Task
Locate each line holding the string "this" and copy it.

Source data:
________________________

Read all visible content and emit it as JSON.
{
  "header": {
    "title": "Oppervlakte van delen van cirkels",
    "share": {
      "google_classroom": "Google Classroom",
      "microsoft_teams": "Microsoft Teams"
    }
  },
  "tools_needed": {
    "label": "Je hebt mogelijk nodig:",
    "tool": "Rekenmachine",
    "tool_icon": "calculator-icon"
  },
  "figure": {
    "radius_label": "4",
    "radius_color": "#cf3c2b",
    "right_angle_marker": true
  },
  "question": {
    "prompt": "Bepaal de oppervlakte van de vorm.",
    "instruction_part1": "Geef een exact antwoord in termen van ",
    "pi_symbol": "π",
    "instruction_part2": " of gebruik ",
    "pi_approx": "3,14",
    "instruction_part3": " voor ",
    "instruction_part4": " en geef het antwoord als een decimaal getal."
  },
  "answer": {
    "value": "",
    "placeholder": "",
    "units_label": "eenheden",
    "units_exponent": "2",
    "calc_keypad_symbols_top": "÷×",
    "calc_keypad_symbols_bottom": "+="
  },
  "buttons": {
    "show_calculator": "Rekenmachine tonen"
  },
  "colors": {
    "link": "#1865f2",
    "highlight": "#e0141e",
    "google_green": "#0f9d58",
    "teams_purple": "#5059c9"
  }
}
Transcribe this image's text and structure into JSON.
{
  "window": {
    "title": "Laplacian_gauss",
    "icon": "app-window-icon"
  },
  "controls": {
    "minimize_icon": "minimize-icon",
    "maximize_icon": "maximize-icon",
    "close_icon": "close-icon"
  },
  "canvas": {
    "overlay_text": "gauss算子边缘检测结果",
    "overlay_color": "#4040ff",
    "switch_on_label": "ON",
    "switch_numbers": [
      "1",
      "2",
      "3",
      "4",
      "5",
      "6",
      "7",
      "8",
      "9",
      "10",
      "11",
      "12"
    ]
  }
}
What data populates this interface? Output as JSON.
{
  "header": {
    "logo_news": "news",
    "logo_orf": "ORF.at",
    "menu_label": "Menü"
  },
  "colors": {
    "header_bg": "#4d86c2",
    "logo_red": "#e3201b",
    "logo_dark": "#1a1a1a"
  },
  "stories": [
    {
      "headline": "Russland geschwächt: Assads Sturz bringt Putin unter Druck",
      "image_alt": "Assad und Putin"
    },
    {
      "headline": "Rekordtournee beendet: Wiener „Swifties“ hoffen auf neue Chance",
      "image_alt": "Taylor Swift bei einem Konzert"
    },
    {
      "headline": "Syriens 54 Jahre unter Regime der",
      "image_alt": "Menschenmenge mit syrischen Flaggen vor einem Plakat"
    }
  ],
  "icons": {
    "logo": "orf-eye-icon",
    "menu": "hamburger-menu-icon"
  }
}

________________________

Finished task
Transcribe this image's text and structure into JSON.
What data populates this interface? Output as JSON.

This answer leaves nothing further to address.